= GIVEN RECORDS =

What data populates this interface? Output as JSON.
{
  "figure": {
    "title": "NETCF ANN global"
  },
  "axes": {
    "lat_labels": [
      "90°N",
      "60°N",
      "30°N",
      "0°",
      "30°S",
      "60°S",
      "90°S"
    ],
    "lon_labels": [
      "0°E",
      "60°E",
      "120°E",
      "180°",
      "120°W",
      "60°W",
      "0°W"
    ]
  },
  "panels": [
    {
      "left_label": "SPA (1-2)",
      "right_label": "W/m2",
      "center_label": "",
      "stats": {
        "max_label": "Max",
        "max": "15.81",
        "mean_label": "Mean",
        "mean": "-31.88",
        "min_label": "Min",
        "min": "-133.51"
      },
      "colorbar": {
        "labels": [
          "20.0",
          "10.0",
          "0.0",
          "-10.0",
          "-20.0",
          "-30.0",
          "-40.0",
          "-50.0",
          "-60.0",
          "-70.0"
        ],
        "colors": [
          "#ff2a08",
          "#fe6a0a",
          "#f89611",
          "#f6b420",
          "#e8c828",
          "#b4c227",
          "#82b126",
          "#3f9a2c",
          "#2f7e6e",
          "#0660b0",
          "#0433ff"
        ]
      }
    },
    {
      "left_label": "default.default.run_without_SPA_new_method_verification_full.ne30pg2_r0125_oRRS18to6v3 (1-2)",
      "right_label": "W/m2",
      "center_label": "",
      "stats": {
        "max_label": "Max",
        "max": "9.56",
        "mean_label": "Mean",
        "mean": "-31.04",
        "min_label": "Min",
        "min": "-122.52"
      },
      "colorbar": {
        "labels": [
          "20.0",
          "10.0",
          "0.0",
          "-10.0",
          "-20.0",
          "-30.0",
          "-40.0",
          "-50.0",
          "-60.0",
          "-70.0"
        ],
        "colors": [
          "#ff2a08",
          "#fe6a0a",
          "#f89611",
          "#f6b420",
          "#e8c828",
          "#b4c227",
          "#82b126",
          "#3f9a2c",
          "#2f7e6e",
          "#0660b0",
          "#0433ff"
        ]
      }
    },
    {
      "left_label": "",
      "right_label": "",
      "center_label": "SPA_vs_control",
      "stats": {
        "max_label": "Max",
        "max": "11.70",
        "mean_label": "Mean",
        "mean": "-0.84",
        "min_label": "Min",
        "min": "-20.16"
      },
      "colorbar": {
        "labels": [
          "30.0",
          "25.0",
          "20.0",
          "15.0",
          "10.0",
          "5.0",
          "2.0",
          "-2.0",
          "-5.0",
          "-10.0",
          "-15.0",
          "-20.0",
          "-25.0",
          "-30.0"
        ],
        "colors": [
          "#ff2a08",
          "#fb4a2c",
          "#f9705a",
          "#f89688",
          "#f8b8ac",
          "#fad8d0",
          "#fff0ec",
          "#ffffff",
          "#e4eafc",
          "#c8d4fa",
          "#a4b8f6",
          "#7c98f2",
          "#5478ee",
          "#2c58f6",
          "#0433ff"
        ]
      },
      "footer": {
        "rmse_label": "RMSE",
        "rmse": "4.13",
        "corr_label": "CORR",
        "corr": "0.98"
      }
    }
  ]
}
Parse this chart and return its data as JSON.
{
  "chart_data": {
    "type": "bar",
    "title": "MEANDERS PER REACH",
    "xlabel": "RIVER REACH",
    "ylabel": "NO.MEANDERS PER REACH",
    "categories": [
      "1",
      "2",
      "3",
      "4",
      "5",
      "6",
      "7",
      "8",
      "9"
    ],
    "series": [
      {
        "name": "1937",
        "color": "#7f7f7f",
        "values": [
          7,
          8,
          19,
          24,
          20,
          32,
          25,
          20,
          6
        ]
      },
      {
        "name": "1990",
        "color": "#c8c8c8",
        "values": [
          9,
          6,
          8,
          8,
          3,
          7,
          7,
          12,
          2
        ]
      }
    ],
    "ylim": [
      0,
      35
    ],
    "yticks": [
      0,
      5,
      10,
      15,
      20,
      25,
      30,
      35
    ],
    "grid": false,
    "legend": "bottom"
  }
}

= TASK DESCRIPTION =
Find each line with the string "JSON" and copy it out.

= OUTPUT BELOW =
What data populates this interface? Output as JSON.
Parse this chart and return its data as JSON.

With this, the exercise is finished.